[Entries from a dataset of interfaces]
• • • •

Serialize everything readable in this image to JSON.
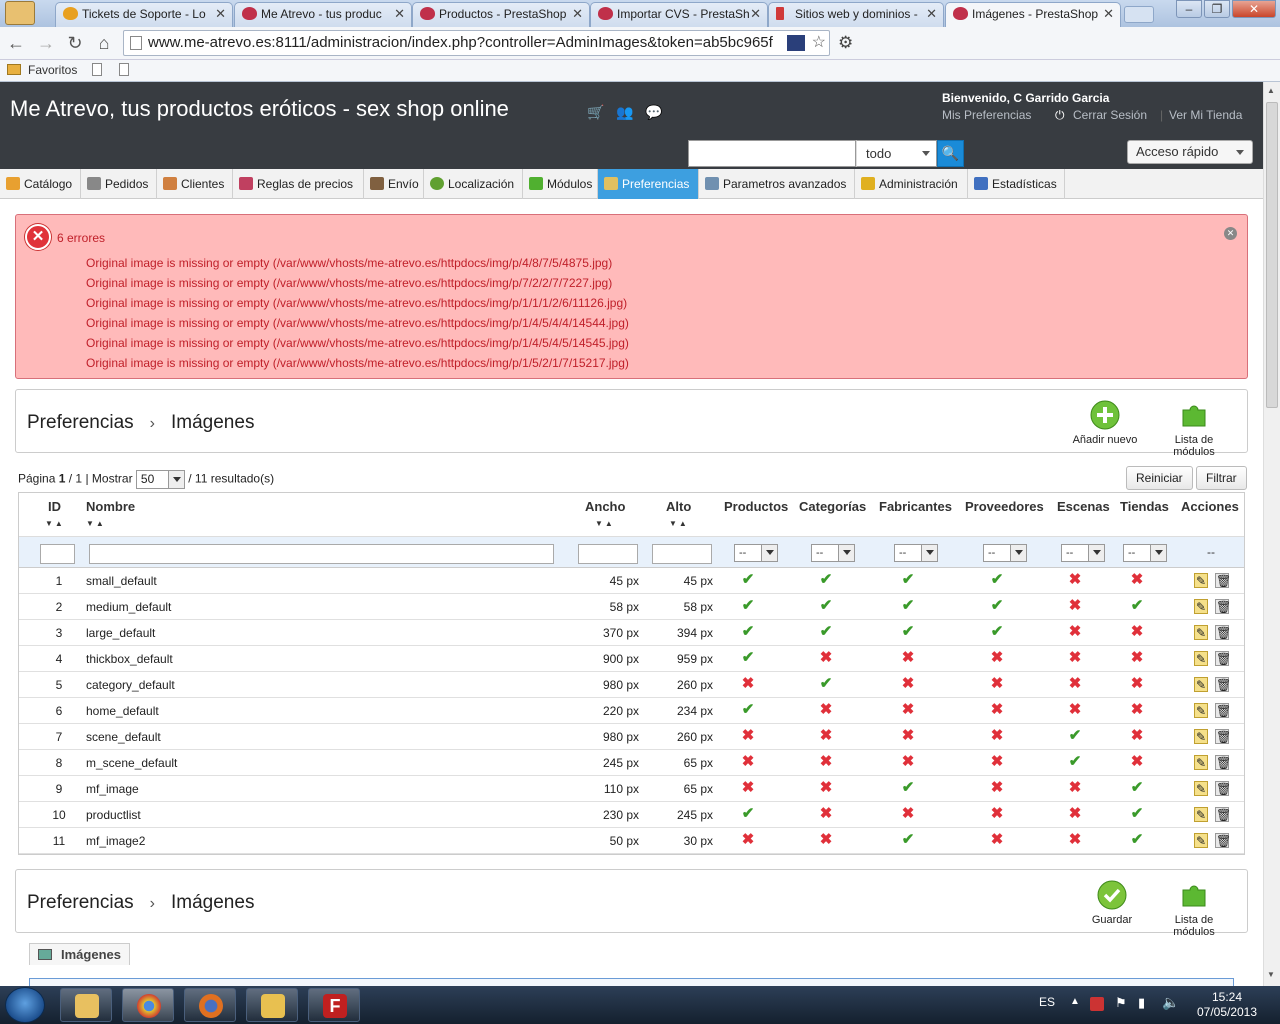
{
  "browser": {
    "tabs": [
      {
        "label": "Tickets de Soporte - Lo"
      },
      {
        "label": "Me Atrevo - tus produc"
      },
      {
        "label": "Productos - PrestaShop"
      },
      {
        "label": "Importar CVS - PrestaSh"
      },
      {
        "label": "Sitios web y dominios -"
      },
      {
        "label": "Imágenes - PrestaShop"
      }
    ],
    "url": "www.me-atrevo.es:8111/administracion/index.php?controller=AdminImages&token=ab5bc965f",
    "bookmarks_label": "Favoritos"
  },
  "header": {
    "title": "Me Atrevo, tus productos eróticos - sex shop online",
    "welcome_prefix": "Bienvenido, ",
    "welcome_name": "C Garrido Garcia",
    "my_prefs": "Mis Preferencias",
    "logout": "Cerrar Sesión",
    "view_store": "Ver Mi Tienda",
    "search_scope": "todo",
    "quick_access": "Acceso rápido"
  },
  "menu": [
    {
      "label": "Catálogo",
      "color": "#e8a030"
    },
    {
      "label": "Pedidos",
      "color": "#888888"
    },
    {
      "label": "Clientes",
      "color": "#d08040"
    },
    {
      "label": "Reglas de precios",
      "color": "#c04060"
    },
    {
      "label": "Envío",
      "color": "#806040"
    },
    {
      "label": "Localización",
      "color": "#60a030"
    },
    {
      "label": "Módulos",
      "color": "#50b030"
    },
    {
      "label": "Preferencias",
      "color": "#e0c060"
    },
    {
      "label": "Parametros avanzados",
      "color": "#7090b0"
    },
    {
      "label": "Administración",
      "color": "#e0b020"
    },
    {
      "label": "Estadísticas",
      "color": "#4070c0"
    }
  ],
  "errors": {
    "title": "6 errores",
    "lines": [
      "Original image is missing or empty (/var/www/vhosts/me-atrevo.es/httpdocs/img/p/4/8/7/5/4875.jpg)",
      "Original image is missing or empty (/var/www/vhosts/me-atrevo.es/httpdocs/img/p/7/2/2/7/7227.jpg)",
      "Original image is missing or empty (/var/www/vhosts/me-atrevo.es/httpdocs/img/p/1/1/1/2/6/11126.jpg)",
      "Original image is missing or empty (/var/www/vhosts/me-atrevo.es/httpdocs/img/p/1/4/5/4/4/14544.jpg)",
      "Original image is missing or empty (/var/www/vhosts/me-atrevo.es/httpdocs/img/p/1/4/5/4/5/14545.jpg)",
      "Original image is missing or empty (/var/www/vhosts/me-atrevo.es/httpdocs/img/p/1/5/2/1/7/15217.jpg)"
    ]
  },
  "toolbar_top": {
    "crumb1": "Preferencias",
    "crumb2": "Imágenes",
    "add_new": "Añadir nuevo",
    "modules_list": "Lista de módulos"
  },
  "toolbar_bottom": {
    "crumb1": "Preferencias",
    "crumb2": "Imágenes",
    "save": "Guardar",
    "modules_list": "Lista de módulos"
  },
  "pager": {
    "page_label": "Página",
    "page": "1",
    "pages": "1",
    "show_label": "Mostrar",
    "per_page": "50",
    "results": "/ 11 resultado(s)",
    "reset": "Reiniciar",
    "filter": "Filtrar"
  },
  "table": {
    "headers": {
      "id": "ID",
      "name": "Nombre",
      "width": "Ancho",
      "height": "Alto",
      "products": "Productos",
      "categories": "Categorías",
      "manufacturers": "Fabricantes",
      "suppliers": "Proveedores",
      "scenes": "Escenas",
      "stores": "Tiendas",
      "actions": "Acciones"
    },
    "filter_default": "--",
    "rows": [
      {
        "id": "1",
        "name": "small_default",
        "width": "45 px",
        "height": "45 px",
        "flags": [
          true,
          true,
          true,
          true,
          false,
          false
        ]
      },
      {
        "id": "2",
        "name": "medium_default",
        "width": "58 px",
        "height": "58 px",
        "flags": [
          true,
          true,
          true,
          true,
          false,
          true
        ]
      },
      {
        "id": "3",
        "name": "large_default",
        "width": "370 px",
        "height": "394 px",
        "flags": [
          true,
          true,
          true,
          true,
          false,
          false
        ]
      },
      {
        "id": "4",
        "name": "thickbox_default",
        "width": "900 px",
        "height": "959 px",
        "flags": [
          true,
          false,
          false,
          false,
          false,
          false
        ]
      },
      {
        "id": "5",
        "name": "category_default",
        "width": "980 px",
        "height": "260 px",
        "flags": [
          false,
          true,
          false,
          false,
          false,
          false
        ]
      },
      {
        "id": "6",
        "name": "home_default",
        "width": "220 px",
        "height": "234 px",
        "flags": [
          true,
          false,
          false,
          false,
          false,
          false
        ]
      },
      {
        "id": "7",
        "name": "scene_default",
        "width": "980 px",
        "height": "260 px",
        "flags": [
          false,
          false,
          false,
          false,
          true,
          false
        ]
      },
      {
        "id": "8",
        "name": "m_scene_default",
        "width": "245 px",
        "height": "65 px",
        "flags": [
          false,
          false,
          false,
          false,
          true,
          false
        ]
      },
      {
        "id": "9",
        "name": "mf_image",
        "width": "110 px",
        "height": "65 px",
        "flags": [
          false,
          false,
          true,
          false,
          false,
          true
        ]
      },
      {
        "id": "10",
        "name": "productlist",
        "width": "230 px",
        "height": "245 px",
        "flags": [
          true,
          false,
          false,
          false,
          false,
          true
        ]
      },
      {
        "id": "11",
        "name": "mf_image2",
        "width": "50 px",
        "height": "30 px",
        "flags": [
          false,
          false,
          true,
          false,
          false,
          true
        ]
      }
    ]
  },
  "section": {
    "title": "Imágenes"
  },
  "taskbar": {
    "lang": "ES",
    "time": "15:24",
    "date": "07/05/2013"
  },
  "colors": {
    "accent": "#3d9fe0",
    "header_bg": "#383c41",
    "error_bg": "#ffbaba",
    "ok": "#3a9a2a",
    "no": "#e0303a"
  }
}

• • • •

§ Task to complete
In this exercise, set down all of the data exactly, without the pictures.

§ Result of the task
Serialize everything readable in this image to JSON.
{
  "browser": {
    "tabs": [
      {
        "label": "Tickets de Soporte - Lo"
      },
      {
        "label": "Me Atrevo - tus produc"
      },
      {
        "label": "Productos - PrestaShop"
      },
      {
        "label": "Importar CVS - PrestaSh"
      },
      {
        "label": "Sitios web y dominios -"
      },
      {
        "label": "Imágenes - PrestaShop"
      }
    ],
    "url": "www.me-atrevo.es:8111/administracion/index.php?controller=AdminImages&token=ab5bc965f",
    "bookmarks_label": "Favoritos"
  },
  "header": {
    "title": "Me Atrevo, tus productos eróticos - sex shop online",
    "welcome_prefix": "Bienvenido, ",
    "welcome_name": "C Garrido Garcia",
    "my_prefs": "Mis Preferencias",
    "logout": "Cerrar Sesión",
    "view_store": "Ver Mi Tienda",
    "search_scope": "todo",
    "quick_access": "Acceso rápido"
  },
  "menu": [
    {
      "label": "Catálogo",
      "color": "#e8a030"
    },
    {
      "label": "Pedidos",
      "color": "#888888"
    },
    {
      "label": "Clientes",
      "color": "#d08040"
    },
    {
      "label": "Reglas de precios",
      "color": "#c04060"
    },
    {
      "label": "Envío",
      "color": "#806040"
    },
    {
      "label": "Localización",
      "color": "#60a030"
    },
    {
      "label": "Módulos",
      "color": "#50b030"
    },
    {
      "label": "Preferencias",
      "color": "#e0c060"
    },
    {
      "label": "Parametros avanzados",
      "color": "#7090b0"
    },
    {
      "label": "Administración",
      "color": "#e0b020"
    },
    {
      "label": "Estadísticas",
      "color": "#4070c0"
    }
  ],
  "errors": {
    "title": "6 errores",
    "lines": [
      "Original image is missing or empty (/var/www/vhosts/me-atrevo.es/httpdocs/img/p/4/8/7/5/4875.jpg)",
      "Original image is missing or empty (/var/www/vhosts/me-atrevo.es/httpdocs/img/p/7/2/2/7/7227.jpg)",
      "Original image is missing or empty (/var/www/vhosts/me-atrevo.es/httpdocs/img/p/1/1/1/2/6/11126.jpg)",
      "Original image is missing or empty (/var/www/vhosts/me-atrevo.es/httpdocs/img/p/1/4/5/4/4/14544.jpg)",
      "Original image is missing or empty (/var/www/vhosts/me-atrevo.es/httpdocs/img/p/1/4/5/4/5/14545.jpg)",
      "Original image is missing or empty (/var/www/vhosts/me-atrevo.es/httpdocs/img/p/1/5/2/1/7/15217.jpg)"
    ]
  },
  "toolbar_top": {
    "crumb1": "Preferencias",
    "crumb2": "Imágenes",
    "add_new": "Añadir nuevo",
    "modules_list": "Lista de módulos"
  },
  "toolbar_bottom": {
    "crumb1": "Preferencias",
    "crumb2": "Imágenes",
    "save": "Guardar",
    "modules_list": "Lista de módulos"
  },
  "pager": {
    "page_label": "Página",
    "page": "1",
    "pages": "1",
    "show_label": "Mostrar",
    "per_page": "50",
    "results": "/ 11 resultado(s)",
    "reset": "Reiniciar",
    "filter": "Filtrar"
  },
  "table": {
    "headers": {
      "id": "ID",
      "name": "Nombre",
      "width": "Ancho",
      "height": "Alto",
      "products": "Productos",
      "categories": "Categorías",
      "manufacturers": "Fabricantes",
      "suppliers": "Proveedores",
      "scenes": "Escenas",
      "stores": "Tiendas",
      "actions": "Acciones"
    },
    "filter_default": "--",
    "rows": [
      {
        "id": "1",
        "name": "small_default",
        "width": "45 px",
        "height": "45 px",
        "flags": [
          true,
          true,
          true,
          true,
          false,
          false
        ]
      },
      {
        "id": "2",
        "name": "medium_default",
        "width": "58 px",
        "height": "58 px",
        "flags": [
          true,
          true,
          true,
          true,
          false,
          true
        ]
      },
      {
        "id": "3",
        "name": "large_default",
        "width": "370 px",
        "height": "394 px",
        "flags": [
          true,
          true,
          true,
          true,
          false,
          false
        ]
      },
      {
        "id": "4",
        "name": "thickbox_default",
        "width": "900 px",
        "height": "959 px",
        "flags": [
          true,
          false,
          false,
          false,
          false,
          false
        ]
      },
      {
        "id": "5",
        "name": "category_default",
        "width": "980 px",
        "height": "260 px",
        "flags": [
          false,
          true,
          false,
          false,
          false,
          false
        ]
      },
      {
        "id": "6",
        "name": "home_default",
        "width": "220 px",
        "height": "234 px",
        "flags": [
          true,
          false,
          false,
          false,
          false,
          false
        ]
      },
      {
        "id": "7",
        "name": "scene_default",
        "width": "980 px",
        "height": "260 px",
        "flags": [
          false,
          false,
          false,
          false,
          true,
          false
        ]
      },
      {
        "id": "8",
        "name": "m_scene_default",
        "width": "245 px",
        "height": "65 px",
        "flags": [
          false,
          false,
          false,
          false,
          true,
          false
        ]
      },
      {
        "id": "9",
        "name": "mf_image",
        "width": "110 px",
        "height": "65 px",
        "flags": [
          false,
          false,
          true,
          false,
          false,
          true
        ]
      },
      {
        "id": "10",
        "name": "productlist",
        "width": "230 px",
        "height": "245 px",
        "flags": [
          true,
          false,
          false,
          false,
          false,
          true
        ]
      },
      {
        "id": "11",
        "name": "mf_image2",
        "width": "50 px",
        "height": "30 px",
        "flags": [
          false,
          false,
          true,
          false,
          false,
          true
        ]
      }
    ]
  },
  "section": {
    "title": "Imágenes"
  },
  "taskbar": {
    "lang": "ES",
    "time": "15:24",
    "date": "07/05/2013"
  },
  "colors": {
    "accent": "#3d9fe0",
    "header_bg": "#383c41",
    "error_bg": "#ffbaba",
    "ok": "#3a9a2a",
    "no": "#e0303a"
  }
}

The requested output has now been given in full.